— START Given text —

Is a Colorado
license plate the new “Legalize It” bumper sticker? According to a
federal lawsuit filed last week, an Idaho state trooper
stopped a motorist on Interstate 84 near the Oregon border and
searched his Honda Ridgeline truck for marijuana because the
vehicle carried tags from Colorado, which had legalized possession
and cultivation for recreational use the previous November. The
Denver Post
reports that police searched the truck for hours but found
nothing illegal. Although press coverage of the case so far has
focused on the license plate angle, the justification for the
search is at least as troubling as the alleged motivation for the
stop, since it seems to give cops carte blanche to search a vehicle
whenever they claim to smell something funny.
In his complaint, Darien E. Roseen, a 70-year-old retiree who
lives in Washington state and has a second home in Colorado, says
Idaho Trooper Justin Klitch was parked in the median of I-84,
watching eastbound traffic, on the morning of January 25, 2013.
“Immediately after Mr. Roseen passed his location,” the complaint
says, “Trooper Klitch pulled out from the Interstate median,
rapidly accelerating to catch up with Mr. Roseen’s vehicle.” Klitch
followed Roseen into a rest stop, where he “activated his overhead
lights only after Mr. Roseen had come to a complete stop in the
rest area parking space.”
At first Klitch did
not say why he was detaining Roseen. Later he claimed that Roseen
had failed to signal as he left the highway (which Roseen denies)
and that his tires had bumped the curb in the rest area as he
parked (which Roseen admits and attributes to snow accumulation
that made the curb difficult to see). Roseen says Klitch accused
him of pulling into the rest area to avoid police contact—strange
if true, since by Klitch’s account there was no justification for
police contact until Roseen left the highway.
After claiming that Roseen’s eyes looked “glassy,” the trooper
accused him of carrying contraband and threatened to bring in a
drug-detecting dog if Roseen did not consent to a search of his
truck. After repeated accusations and requests for permission to
search the truck, Roseen said Klitch could look in the trunk,
hoping he could get back on the road sooner if he allayed the
trooper’s suspicions. “When Mr. Roseen opened the trunk
compartment, and despite the strong gusts of wind and
precipitation that day,” the complaint says, “Trooper Klitch
claimed he could smell the odor of marijuana.” Based on that
alleged odor, Klitch proceeded to search the entire truck. He
called for assistance from local police, who drove Roseen’s truck
to the Payette County Sheriff’s Sally Port, where the search
continued. After thoroughly rifling Roseen’s belongings, the cops
let him go with a citation for careless/inattentive driving.

— END Given text —
— START Extracted records —

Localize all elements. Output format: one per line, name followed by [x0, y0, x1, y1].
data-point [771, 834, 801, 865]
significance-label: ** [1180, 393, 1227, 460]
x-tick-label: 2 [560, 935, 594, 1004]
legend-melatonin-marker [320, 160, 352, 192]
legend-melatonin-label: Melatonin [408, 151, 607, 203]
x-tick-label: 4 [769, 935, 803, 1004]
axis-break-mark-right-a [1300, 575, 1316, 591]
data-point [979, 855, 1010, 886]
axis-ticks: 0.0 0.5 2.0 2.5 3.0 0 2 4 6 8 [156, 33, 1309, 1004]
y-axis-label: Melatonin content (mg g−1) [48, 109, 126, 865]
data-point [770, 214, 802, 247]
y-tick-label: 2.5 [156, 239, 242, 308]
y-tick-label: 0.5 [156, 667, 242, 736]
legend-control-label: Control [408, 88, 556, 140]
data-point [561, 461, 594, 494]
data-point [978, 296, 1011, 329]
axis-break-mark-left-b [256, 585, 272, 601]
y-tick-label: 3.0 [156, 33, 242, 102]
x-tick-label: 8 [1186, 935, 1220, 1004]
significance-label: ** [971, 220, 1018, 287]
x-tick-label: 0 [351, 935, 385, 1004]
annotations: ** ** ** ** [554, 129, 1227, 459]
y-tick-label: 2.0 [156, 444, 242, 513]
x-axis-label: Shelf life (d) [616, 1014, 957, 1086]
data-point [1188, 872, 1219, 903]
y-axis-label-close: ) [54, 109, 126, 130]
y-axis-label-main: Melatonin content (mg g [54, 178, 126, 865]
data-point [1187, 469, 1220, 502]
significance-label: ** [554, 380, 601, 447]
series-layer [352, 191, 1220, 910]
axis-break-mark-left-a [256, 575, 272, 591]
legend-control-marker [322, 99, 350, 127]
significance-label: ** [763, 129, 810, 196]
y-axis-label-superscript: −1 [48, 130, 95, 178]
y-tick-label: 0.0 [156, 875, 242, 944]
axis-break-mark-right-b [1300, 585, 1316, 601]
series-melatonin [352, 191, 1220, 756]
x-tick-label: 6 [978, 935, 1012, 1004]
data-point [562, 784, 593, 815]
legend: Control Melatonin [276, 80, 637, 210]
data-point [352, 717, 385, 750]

— END Extracted records —

▶ **Set tasks**
(a) In the article on the Idaho traffic stop, what citation did the police issue to Roseen when they let him go?
(b) From the article on the Idaho traffic stop, print the passage between "and that his" and "left the highway.", inclusive.
The rows above are independent of the article on the Idaho traffic stop.

▶ **Worked answers**
(a) A citation for careless/inattentive driving.

(b)
and that his tires had bumped the curb in the rest area as he
parked (which Roseen admits and attributes to snow accumulation
that made the curb difficult to see). Roseen says Klitch accused
him of pulling into the rest area to avoid police contact—strange
if true, since by Klitch’s account there was no justification for
police contact until Roseen left the highway.